# Exercise brief
Exactly reproduce each record listed below.
^^^^^^^^^^^^^^^^
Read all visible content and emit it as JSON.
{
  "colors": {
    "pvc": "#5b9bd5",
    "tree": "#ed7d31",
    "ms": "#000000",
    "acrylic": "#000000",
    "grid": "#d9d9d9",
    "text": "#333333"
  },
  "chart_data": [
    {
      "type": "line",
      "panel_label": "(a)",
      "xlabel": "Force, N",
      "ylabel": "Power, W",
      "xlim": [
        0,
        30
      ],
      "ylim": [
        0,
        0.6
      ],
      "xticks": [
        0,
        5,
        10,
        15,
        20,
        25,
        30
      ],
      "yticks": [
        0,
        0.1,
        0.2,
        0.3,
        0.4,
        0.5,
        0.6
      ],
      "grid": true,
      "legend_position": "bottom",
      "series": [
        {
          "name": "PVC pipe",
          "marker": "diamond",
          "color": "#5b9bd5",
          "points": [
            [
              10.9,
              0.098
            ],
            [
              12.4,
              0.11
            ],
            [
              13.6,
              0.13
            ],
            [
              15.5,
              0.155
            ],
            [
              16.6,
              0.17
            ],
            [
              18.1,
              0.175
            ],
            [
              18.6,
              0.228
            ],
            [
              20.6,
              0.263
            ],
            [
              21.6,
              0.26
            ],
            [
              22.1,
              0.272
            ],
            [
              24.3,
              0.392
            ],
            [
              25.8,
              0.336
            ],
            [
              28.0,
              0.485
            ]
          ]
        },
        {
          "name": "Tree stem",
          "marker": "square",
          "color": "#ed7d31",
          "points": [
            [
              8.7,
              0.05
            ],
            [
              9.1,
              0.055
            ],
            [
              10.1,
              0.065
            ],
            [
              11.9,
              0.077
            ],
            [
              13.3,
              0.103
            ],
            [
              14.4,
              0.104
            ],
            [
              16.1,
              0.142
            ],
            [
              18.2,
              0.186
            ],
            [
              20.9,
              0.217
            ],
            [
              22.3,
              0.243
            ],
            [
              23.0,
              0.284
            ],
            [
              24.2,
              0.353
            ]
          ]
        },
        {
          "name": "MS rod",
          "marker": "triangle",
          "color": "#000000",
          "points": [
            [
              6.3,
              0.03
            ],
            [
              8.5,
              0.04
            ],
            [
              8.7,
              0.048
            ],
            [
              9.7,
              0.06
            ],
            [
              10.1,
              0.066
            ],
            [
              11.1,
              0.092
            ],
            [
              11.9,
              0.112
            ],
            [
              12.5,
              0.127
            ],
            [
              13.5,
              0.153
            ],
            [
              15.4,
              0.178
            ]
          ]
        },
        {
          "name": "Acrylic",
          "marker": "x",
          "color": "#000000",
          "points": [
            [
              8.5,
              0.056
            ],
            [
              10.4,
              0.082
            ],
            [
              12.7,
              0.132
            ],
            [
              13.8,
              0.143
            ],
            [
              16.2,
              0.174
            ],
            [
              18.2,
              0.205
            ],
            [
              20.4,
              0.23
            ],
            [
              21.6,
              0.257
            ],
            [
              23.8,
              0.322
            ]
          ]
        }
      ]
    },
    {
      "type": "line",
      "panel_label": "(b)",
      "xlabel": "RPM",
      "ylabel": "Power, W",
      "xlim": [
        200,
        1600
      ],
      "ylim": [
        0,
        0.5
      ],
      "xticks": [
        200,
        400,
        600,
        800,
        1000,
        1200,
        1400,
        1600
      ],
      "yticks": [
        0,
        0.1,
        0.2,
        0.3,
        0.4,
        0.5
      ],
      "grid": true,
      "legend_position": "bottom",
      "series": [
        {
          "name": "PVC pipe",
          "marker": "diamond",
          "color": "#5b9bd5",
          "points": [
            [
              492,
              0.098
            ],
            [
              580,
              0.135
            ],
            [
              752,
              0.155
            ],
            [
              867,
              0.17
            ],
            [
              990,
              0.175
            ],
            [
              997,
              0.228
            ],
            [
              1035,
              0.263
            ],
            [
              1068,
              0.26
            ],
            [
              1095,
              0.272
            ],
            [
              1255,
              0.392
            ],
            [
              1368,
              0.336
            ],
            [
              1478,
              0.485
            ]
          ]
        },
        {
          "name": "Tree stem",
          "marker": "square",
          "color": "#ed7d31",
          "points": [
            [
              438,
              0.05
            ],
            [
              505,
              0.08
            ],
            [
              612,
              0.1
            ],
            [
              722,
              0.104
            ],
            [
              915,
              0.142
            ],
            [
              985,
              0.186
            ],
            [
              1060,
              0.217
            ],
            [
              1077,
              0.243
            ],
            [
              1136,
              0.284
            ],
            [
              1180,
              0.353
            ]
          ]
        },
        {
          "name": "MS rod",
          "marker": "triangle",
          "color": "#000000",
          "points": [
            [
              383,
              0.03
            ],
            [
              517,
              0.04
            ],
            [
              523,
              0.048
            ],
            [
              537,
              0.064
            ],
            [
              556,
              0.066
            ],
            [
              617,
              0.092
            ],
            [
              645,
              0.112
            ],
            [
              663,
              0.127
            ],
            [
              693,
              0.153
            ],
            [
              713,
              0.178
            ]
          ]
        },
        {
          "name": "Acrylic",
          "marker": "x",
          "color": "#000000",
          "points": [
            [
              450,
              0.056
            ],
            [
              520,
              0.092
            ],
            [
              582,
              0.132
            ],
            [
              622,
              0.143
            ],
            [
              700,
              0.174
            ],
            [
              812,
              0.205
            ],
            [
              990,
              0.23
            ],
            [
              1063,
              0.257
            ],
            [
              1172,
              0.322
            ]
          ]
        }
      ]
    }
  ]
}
^^^^^^^^^^^^^^^^
# Worked answer
Read all visible content and emit it as JSON.
{
  "colors": {
    "pvc": "#5b9bd5",
    "tree": "#ed7d31",
    "ms": "#000000",
    "acrylic": "#000000",
    "grid": "#d9d9d9",
    "text": "#333333"
  },
  "chart_data": [
    {
      "type": "line",
      "panel_label": "(a)",
      "xlabel": "Force, N",
      "ylabel": "Power, W",
      "xlim": [
        0,
        30
      ],
      "ylim": [
        0,
        0.6
      ],
      "xticks": [
        0,
        5,
        10,
        15,
        20,
        25,
        30
      ],
      "yticks": [
        0,
        0.1,
        0.2,
        0.3,
        0.4,
        0.5,
        0.6
      ],
      "grid": true,
      "legend_position": "bottom",
      "series": [
        {
          "name": "PVC pipe",
          "marker": "diamond",
          "color": "#5b9bd5",
          "points": [
            [
              10.9,
              0.098
            ],
            [
              12.4,
              0.11
            ],
            [
              13.6,
              0.13
            ],
            [
              15.5,
              0.155
            ],
            [
              16.6,
              0.17
            ],
            [
              18.1,
              0.175
            ],
            [
              18.6,
              0.228
            ],
            [
              20.6,
              0.263
            ],
            [
              21.6,
              0.26
            ],
            [
              22.1,
              0.272
            ],
            [
              24.3,
              0.392
            ],
            [
              25.8,
              0.336
            ],
            [
              28.0,
              0.485
            ]
          ]
        },
        {
          "name": "Tree stem",
          "marker": "square",
          "color": "#ed7d31",
          "points": [
            [
              8.7,
              0.05
            ],
            [
              9.1,
              0.055
            ],
            [
              10.1,
              0.065
            ],
            [
              11.9,
              0.077
            ],
            [
              13.3,
              0.103
            ],
            [
              14.4,
              0.104
            ],
            [
              16.1,
              0.142
            ],
            [
              18.2,
              0.186
            ],
            [
              20.9,
              0.217
            ],
            [
              22.3,
              0.243
            ],
            [
              23.0,
              0.284
            ],
            [
              24.2,
              0.353
            ]
          ]
        },
        {
          "name": "MS rod",
          "marker": "triangle",
          "color": "#000000",
          "points": [
            [
              6.3,
              0.03
            ],
            [
              8.5,
              0.04
            ],
            [
              8.7,
              0.048
            ],
            [
              9.7,
              0.06
            ],
            [
              10.1,
              0.066
            ],
            [
              11.1,
              0.092
            ],
            [
              11.9,
              0.112
            ],
            [
              12.5,
              0.127
            ],
            [
              13.5,
              0.153
            ],
            [
              15.4,
              0.178
            ]
          ]
        },
        {
          "name": "Acrylic",
          "marker": "x",
          "color": "#000000",
          "points": [
            [
              8.5,
              0.056
            ],
            [
              10.4,
              0.082
            ],
            [
              12.7,
              0.132
            ],
            [
              13.8,
              0.143
            ],
            [
              16.2,
              0.174
            ],
            [
              18.2,
              0.205
            ],
            [
              20.4,
              0.23
            ],
            [
              21.6,
              0.257
            ],
            [
              23.8,
              0.322
            ]
          ]
        }
      ]
    },
    {
      "type": "line",
      "panel_label": "(b)",
      "xlabel": "RPM",
      "ylabel": "Power, W",
      "xlim": [
        200,
        1600
      ],
      "ylim": [
        0,
        0.5
      ],
      "xticks": [
        200,
        400,
        600,
        800,
        1000,
        1200,
        1400,
        1600
      ],
      "yticks": [
        0,
        0.1,
        0.2,
        0.3,
        0.4,
        0.5
      ],
      "grid": true,
      "legend_position": "bottom",
      "series": [
        {
          "name": "PVC pipe",
          "marker": "diamond",
          "color": "#5b9bd5",
          "points": [
            [
              492,
              0.098
            ],
            [
              580,
              0.135
            ],
            [
              752,
              0.155
            ],
            [
              867,
              0.17
            ],
            [
              990,
              0.175
            ],
            [
              997,
              0.228
            ],
            [
              1035,
              0.263
            ],
            [
              1068,
              0.26
            ],
            [
              1095,
              0.272
            ],
            [
              1255,
              0.392
            ],
            [
              1368,
              0.336
            ],
            [
              1478,
              0.485
            ]
          ]
        },
        {
          "name": "Tree stem",
          "marker": "square",
          "color": "#ed7d31",
          "points": [
            [
              438,
              0.05
            ],
            [
              505,
              0.08
            ],
            [
              612,
              0.1
            ],
            [
              722,
              0.104
            ],
            [
              915,
              0.142
            ],
            [
              985,
              0.186
            ],
            [
              1060,
              0.217
            ],
            [
              1077,
              0.243
            ],
            [
              1136,
              0.284
            ],
            [
              1180,
              0.353
            ]
          ]
        },
        {
          "name": "MS rod",
          "marker": "triangle",
          "color": "#000000",
          "points": [
            [
              383,
              0.03
            ],
            [
              517,
              0.04
            ],
            [
              523,
              0.048
            ],
            [
              537,
              0.064
            ],
            [
              556,
              0.066
            ],
            [
              617,
              0.092
            ],
            [
              645,
              0.112
            ],
            [
              663,
              0.127
            ],
            [
              693,
              0.153
            ],
            [
              713,
              0.178
            ]
          ]
        },
        {
          "name": "Acrylic",
          "marker": "x",
          "color": "#000000",
          "points": [
            [
              450,
              0.056
            ],
            [
              520,
              0.092
            ],
            [
              582,
              0.132
            ],
            [
              622,
              0.143
            ],
            [
              700,
              0.174
            ],
            [
              812,
              0.205
            ],
            [
              990,
              0.23
            ],
            [
              1063,
              0.257
            ],
            [
              1172,
              0.322
            ]
          ]
        }
      ]
    }
  ]
}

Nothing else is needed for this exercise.